[Stored data]
════════

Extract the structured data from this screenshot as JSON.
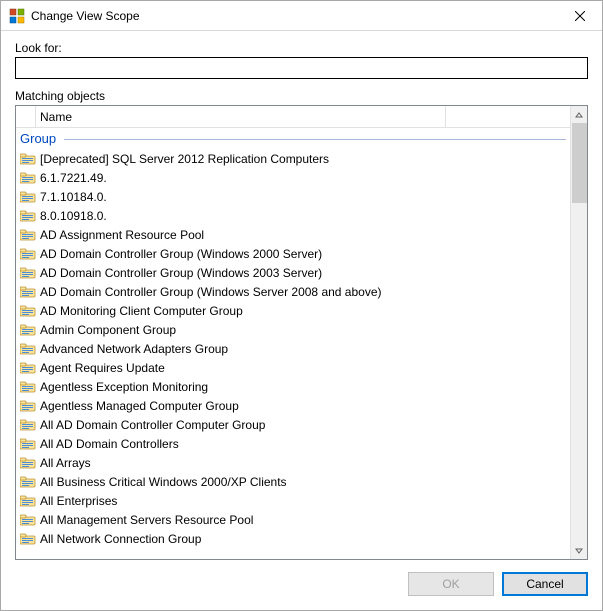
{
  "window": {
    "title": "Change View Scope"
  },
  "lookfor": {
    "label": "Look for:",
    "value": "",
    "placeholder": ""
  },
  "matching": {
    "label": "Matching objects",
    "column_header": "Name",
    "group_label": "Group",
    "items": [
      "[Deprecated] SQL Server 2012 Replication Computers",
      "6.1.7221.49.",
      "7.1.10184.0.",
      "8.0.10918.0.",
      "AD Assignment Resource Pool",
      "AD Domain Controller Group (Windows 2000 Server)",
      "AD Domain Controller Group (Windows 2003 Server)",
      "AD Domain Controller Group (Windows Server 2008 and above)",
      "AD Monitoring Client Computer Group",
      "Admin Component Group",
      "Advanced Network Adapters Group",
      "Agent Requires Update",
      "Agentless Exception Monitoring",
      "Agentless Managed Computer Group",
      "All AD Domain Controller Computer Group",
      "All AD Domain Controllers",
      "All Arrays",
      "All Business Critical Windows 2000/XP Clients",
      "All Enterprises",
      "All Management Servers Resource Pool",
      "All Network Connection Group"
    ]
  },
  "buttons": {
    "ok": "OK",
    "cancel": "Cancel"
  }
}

════════

What you need to do =>
Pick out all lines from the data above in which the word "Monitoring" appears.

Finished answer =>
      "AD Monitoring Client Computer Group",
      "Agentless Exception Monitoring",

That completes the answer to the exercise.